In the entries below, find the lines with the word "title" and copy them.

— start —

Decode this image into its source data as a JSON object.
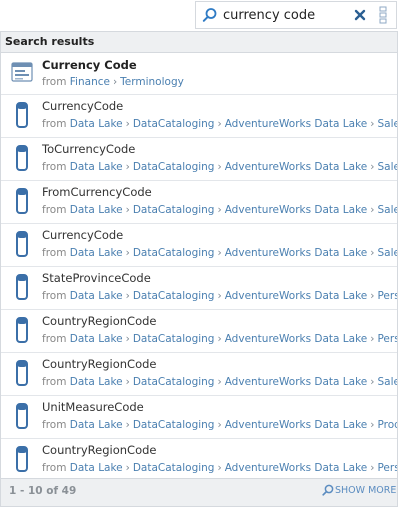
{
  "search": {
    "query": "currency code",
    "clear_icon": "close-icon",
    "filter_icon": "vertical-more-icon"
  },
  "panel": {
    "header": "Search results"
  },
  "results": [
    {
      "icon": "business-term-icon",
      "title": "Currency Code",
      "from": "from",
      "path": [
        "Finance",
        "Terminology"
      ]
    },
    {
      "icon": "column-icon",
      "title": "CurrencyCode",
      "from": "from",
      "path": [
        "Data Lake",
        "DataCataloging",
        "AdventureWorks Data Lake",
        "Sales"
      ]
    },
    {
      "icon": "column-icon",
      "title": "ToCurrencyCode",
      "from": "from",
      "path": [
        "Data Lake",
        "DataCataloging",
        "AdventureWorks Data Lake",
        "Sales"
      ]
    },
    {
      "icon": "column-icon",
      "title": "FromCurrencyCode",
      "from": "from",
      "path": [
        "Data Lake",
        "DataCataloging",
        "AdventureWorks Data Lake",
        "Sales"
      ]
    },
    {
      "icon": "column-icon",
      "title": "CurrencyCode",
      "from": "from",
      "path": [
        "Data Lake",
        "DataCataloging",
        "AdventureWorks Data Lake",
        "Sales"
      ]
    },
    {
      "icon": "column-icon",
      "title": "StateProvinceCode",
      "from": "from",
      "path": [
        "Data Lake",
        "DataCataloging",
        "AdventureWorks Data Lake",
        "Person"
      ]
    },
    {
      "icon": "column-icon",
      "title": "CountryRegionCode",
      "from": "from",
      "path": [
        "Data Lake",
        "DataCataloging",
        "AdventureWorks Data Lake",
        "Person"
      ]
    },
    {
      "icon": "column-icon",
      "title": "CountryRegionCode",
      "from": "from",
      "path": [
        "Data Lake",
        "DataCataloging",
        "AdventureWorks Data Lake",
        "Sales"
      ]
    },
    {
      "icon": "column-icon",
      "title": "UnitMeasureCode",
      "from": "from",
      "path": [
        "Data Lake",
        "DataCataloging",
        "AdventureWorks Data Lake",
        "Production"
      ]
    },
    {
      "icon": "column-icon",
      "title": "CountryRegionCode",
      "from": "from",
      "path": [
        "Data Lake",
        "DataCataloging",
        "AdventureWorks Data Lake",
        "Person"
      ]
    }
  ],
  "footer": {
    "pager": "1 - 10 of 49",
    "show_more": "SHOW MORE"
  },
  "colors": {
    "accent": "#2f7bc4",
    "link": "#4a7fb0",
    "header_bg": "#eef0f2",
    "icon_blue": "#3b6fa8"
  }
}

— end —

- _The result_:
      "title": "Currency Code",
      "title": "CurrencyCode",
      "title": "ToCurrencyCode",
      "title": "FromCurrencyCode",
      "title": "CurrencyCode",
      "title": "StateProvinceCode",
      "title": "CountryRegionCode",
      "title": "CountryRegionCode",
      "title": "UnitMeasureCode",
      "title": "CountryRegionCode",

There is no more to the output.